| Problem details |
Copy each line in which the string "subtitle" occurs.

| Records to use |
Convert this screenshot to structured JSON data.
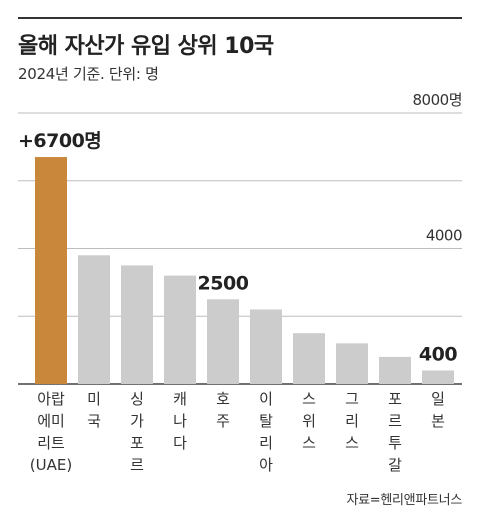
{
  "header": {
    "title": "올해 자산가 유입 상위 10국",
    "subtitle": "2024년 기준. 단위: 명"
  },
  "footer": {
    "source": "자료=헨리앤파트너스"
  },
  "chart_data": {
    "type": "bar",
    "title": "올해 자산가 유입 상위 10국",
    "subtitle": "2024년 기준. 단위: 명",
    "categories": [
      "아랍에미리트(UAE)",
      "미국",
      "싱가포르",
      "캐나다",
      "호주",
      "이탈리아",
      "스위스",
      "그리스",
      "포르투갈",
      "일본"
    ],
    "category_labels": [
      [
        "아랍",
        "에미",
        "리트",
        "(UAE)"
      ],
      [
        "미",
        "국"
      ],
      [
        "싱",
        "가",
        "포",
        "르"
      ],
      [
        "캐",
        "나",
        "다"
      ],
      [
        "호",
        "주"
      ],
      [
        "이",
        "탈",
        "리",
        "아"
      ],
      [
        "스",
        "위",
        "스"
      ],
      [
        "그",
        "리",
        "스"
      ],
      [
        "포",
        "르",
        "투",
        "갈"
      ],
      [
        "일",
        "본"
      ]
    ],
    "values": [
      6700,
      3800,
      3500,
      3200,
      2500,
      2200,
      1500,
      1200,
      800,
      400
    ],
    "data_labels": [
      "+6700명",
      "",
      "",
      "",
      "2500",
      "",
      "",
      "",
      "",
      "400"
    ],
    "highlight_index": 0,
    "highlight_color": "#c8873a",
    "bar_color": "#cccccc",
    "ylim": [
      0,
      8000
    ],
    "yticks": [
      0,
      2000,
      4000,
      6000,
      8000
    ],
    "ytick_labels": [
      "",
      "",
      "4000",
      "",
      "8000명"
    ],
    "grid": true
  }
}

| Exercise answer |
    "subtitle": "2024년 기준. 단위: 명"
    "subtitle": "2024년 기준. 단위: 명",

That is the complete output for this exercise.